What is expected:
Write out all records as given; omit images.

(Data tied to figure images)

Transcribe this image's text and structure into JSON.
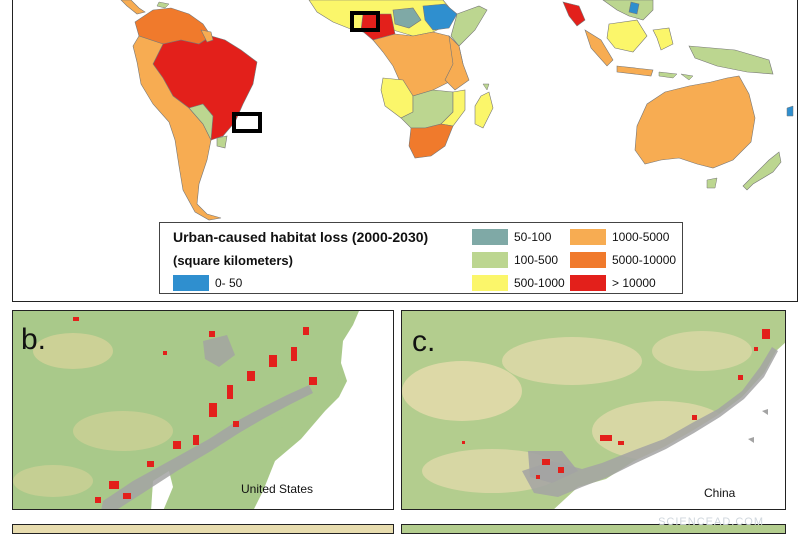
{
  "legend": {
    "title_line1": "Urban-caused habitat loss (2000-2030)",
    "title_line2": "(square kilometers)",
    "items": [
      {
        "label": "0- 50",
        "color": "#2f8fcf"
      },
      {
        "label": "50-100",
        "color": "#7fa9a6"
      },
      {
        "label": "100-500",
        "color": "#bcd690"
      },
      {
        "label": "500-1000",
        "color": "#fbf66a"
      },
      {
        "label": "1000-5000",
        "color": "#f7ac52"
      },
      {
        "label": "5000-10000",
        "color": "#f07a2c"
      },
      {
        "label": "> 10000",
        "color": "#e3201b"
      }
    ]
  },
  "panels": {
    "b": {
      "letter": "b.",
      "caption": "United States"
    },
    "c": {
      "letter": "c.",
      "caption": "China"
    }
  },
  "watermark": "SCIENCEAD.COM",
  "colors": {
    "habitat_green": "#a9c98a",
    "urban_gray": "#a3a3a3",
    "habitat_loss_red": "#e3201b",
    "crop_tan": "#e7dcae",
    "water": "#ffffff"
  }
}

Task result:
Transcribe this image's text and structure into JSON.
{
  "legend": {
    "title_line1": "Urban-caused habitat loss (2000-2030)",
    "title_line2": "(square kilometers)",
    "items": [
      {
        "label": "0- 50",
        "color": "#2f8fcf"
      },
      {
        "label": "50-100",
        "color": "#7fa9a6"
      },
      {
        "label": "100-500",
        "color": "#bcd690"
      },
      {
        "label": "500-1000",
        "color": "#fbf66a"
      },
      {
        "label": "1000-5000",
        "color": "#f7ac52"
      },
      {
        "label": "5000-10000",
        "color": "#f07a2c"
      },
      {
        "label": "> 10000",
        "color": "#e3201b"
      }
    ]
  },
  "panels": {
    "b": {
      "letter": "b.",
      "caption": "United States"
    },
    "c": {
      "letter": "c.",
      "caption": "China"
    }
  },
  "watermark": "SCIENCEAD.COM",
  "colors": {
    "habitat_green": "#a9c98a",
    "urban_gray": "#a3a3a3",
    "habitat_loss_red": "#e3201b",
    "crop_tan": "#e7dcae",
    "water": "#ffffff"
  }
}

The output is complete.